### Task input

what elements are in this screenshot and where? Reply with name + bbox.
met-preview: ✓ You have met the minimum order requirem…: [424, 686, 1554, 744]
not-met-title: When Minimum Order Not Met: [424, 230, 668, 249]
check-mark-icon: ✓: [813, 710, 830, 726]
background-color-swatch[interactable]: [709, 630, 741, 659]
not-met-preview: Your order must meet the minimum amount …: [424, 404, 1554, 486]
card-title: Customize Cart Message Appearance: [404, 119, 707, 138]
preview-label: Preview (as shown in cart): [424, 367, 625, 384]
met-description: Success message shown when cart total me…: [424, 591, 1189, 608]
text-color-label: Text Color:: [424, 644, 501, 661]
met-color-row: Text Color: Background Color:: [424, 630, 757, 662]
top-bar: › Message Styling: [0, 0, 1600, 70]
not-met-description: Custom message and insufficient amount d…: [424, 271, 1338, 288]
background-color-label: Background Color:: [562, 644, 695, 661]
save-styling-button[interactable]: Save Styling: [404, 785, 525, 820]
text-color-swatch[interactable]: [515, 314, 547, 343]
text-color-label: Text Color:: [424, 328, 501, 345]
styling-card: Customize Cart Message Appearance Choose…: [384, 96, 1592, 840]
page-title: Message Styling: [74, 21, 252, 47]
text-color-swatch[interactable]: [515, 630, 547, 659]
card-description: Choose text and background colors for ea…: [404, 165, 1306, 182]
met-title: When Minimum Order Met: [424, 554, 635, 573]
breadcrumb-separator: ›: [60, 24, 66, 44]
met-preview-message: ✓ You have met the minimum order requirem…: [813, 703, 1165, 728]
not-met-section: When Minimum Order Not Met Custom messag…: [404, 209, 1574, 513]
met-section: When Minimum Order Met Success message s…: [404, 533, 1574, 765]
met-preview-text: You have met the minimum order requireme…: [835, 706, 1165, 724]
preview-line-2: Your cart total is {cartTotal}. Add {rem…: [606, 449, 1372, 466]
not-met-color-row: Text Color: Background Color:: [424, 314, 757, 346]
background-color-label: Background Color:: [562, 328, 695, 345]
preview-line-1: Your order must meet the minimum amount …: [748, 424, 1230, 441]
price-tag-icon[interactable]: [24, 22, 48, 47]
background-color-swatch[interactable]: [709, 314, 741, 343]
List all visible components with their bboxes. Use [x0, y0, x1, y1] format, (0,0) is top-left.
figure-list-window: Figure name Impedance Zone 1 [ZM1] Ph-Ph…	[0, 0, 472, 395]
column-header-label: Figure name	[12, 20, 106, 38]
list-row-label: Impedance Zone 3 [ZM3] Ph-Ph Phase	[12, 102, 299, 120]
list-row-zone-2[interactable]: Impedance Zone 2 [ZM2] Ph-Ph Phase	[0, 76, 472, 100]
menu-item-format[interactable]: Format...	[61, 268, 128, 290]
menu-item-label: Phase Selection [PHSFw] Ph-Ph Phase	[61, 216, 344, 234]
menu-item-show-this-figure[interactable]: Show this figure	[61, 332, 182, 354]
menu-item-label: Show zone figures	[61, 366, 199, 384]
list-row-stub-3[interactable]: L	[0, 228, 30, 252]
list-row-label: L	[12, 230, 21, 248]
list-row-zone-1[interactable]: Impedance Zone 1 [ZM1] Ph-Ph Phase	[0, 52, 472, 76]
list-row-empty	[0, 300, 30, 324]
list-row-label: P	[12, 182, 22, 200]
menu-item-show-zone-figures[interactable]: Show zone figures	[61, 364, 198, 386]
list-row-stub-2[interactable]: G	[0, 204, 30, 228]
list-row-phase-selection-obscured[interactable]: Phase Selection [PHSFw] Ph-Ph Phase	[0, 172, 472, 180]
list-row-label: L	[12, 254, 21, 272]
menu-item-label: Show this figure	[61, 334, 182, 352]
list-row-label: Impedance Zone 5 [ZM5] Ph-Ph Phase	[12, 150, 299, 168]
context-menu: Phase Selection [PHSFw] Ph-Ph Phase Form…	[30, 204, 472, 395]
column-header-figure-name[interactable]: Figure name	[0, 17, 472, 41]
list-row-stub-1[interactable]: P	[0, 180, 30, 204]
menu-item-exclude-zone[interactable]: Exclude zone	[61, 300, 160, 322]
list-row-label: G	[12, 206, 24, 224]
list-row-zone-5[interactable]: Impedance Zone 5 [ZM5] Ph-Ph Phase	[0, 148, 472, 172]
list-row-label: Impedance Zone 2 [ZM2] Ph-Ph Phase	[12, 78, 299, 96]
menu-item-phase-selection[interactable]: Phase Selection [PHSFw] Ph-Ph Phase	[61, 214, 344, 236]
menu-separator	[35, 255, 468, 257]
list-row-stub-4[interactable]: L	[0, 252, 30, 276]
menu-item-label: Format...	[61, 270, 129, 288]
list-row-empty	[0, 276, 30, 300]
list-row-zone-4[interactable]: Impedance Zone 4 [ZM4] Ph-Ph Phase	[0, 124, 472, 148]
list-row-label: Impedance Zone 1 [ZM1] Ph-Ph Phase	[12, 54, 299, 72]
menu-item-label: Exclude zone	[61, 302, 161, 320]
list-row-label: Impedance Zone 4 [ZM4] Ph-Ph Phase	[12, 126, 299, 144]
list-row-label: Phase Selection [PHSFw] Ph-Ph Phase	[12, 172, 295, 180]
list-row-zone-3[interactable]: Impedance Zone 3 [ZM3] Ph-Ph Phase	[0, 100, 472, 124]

### Task prompt
Put the records, from the first line through the line containing "text-color-swatch[interactable]: [515, 630, 547, 659]", into a numbered list, leaving out any blank lines.

### Complete output
1. what elements are in this screenshot and where? Reply with name + bbox.
2. met-preview: ✓ You have met the minimum order requirem…: [424, 686, 1554, 744]
3. not-met-title: When Minimum Order Not Met: [424, 230, 668, 249]
4. check-mark-icon: ✓: [813, 710, 830, 726]
5. background-color-swatch[interactable]: [709, 630, 741, 659]
6. not-met-preview: Your order must meet the minimum amount …: [424, 404, 1554, 486]
7. card-title: Customize Cart Message Appearance: [404, 119, 707, 138]
8. preview-label: Preview (as shown in cart): [424, 367, 625, 384]
9. met-description: Success message shown when cart total me…: [424, 591, 1189, 608]
10. text-color-label: Text Color:: [424, 644, 501, 661]
11. met-color-row: Text Color: Background Color:: [424, 630, 757, 662]
12. top-bar: › Message Styling: [0, 0, 1600, 70]
13. not-met-description: Custom message and insufficient amount d…: [424, 271, 1338, 288]
14. background-color-label: Background Color:: [562, 644, 695, 661]
15. save-styling-button[interactable]: Save Styling: [404, 785, 525, 820]
16. text-color-swatch[interactable]: [515, 314, 547, 343]
17. text-color-label: Text Color:: [424, 328, 501, 345]
18. styling-card: Customize Cart Message Appearance Choose…: [384, 96, 1592, 840]
19. page-title: Message Styling: [74, 21, 252, 47]
20. text-color-swatch[interactable]: [515, 630, 547, 659]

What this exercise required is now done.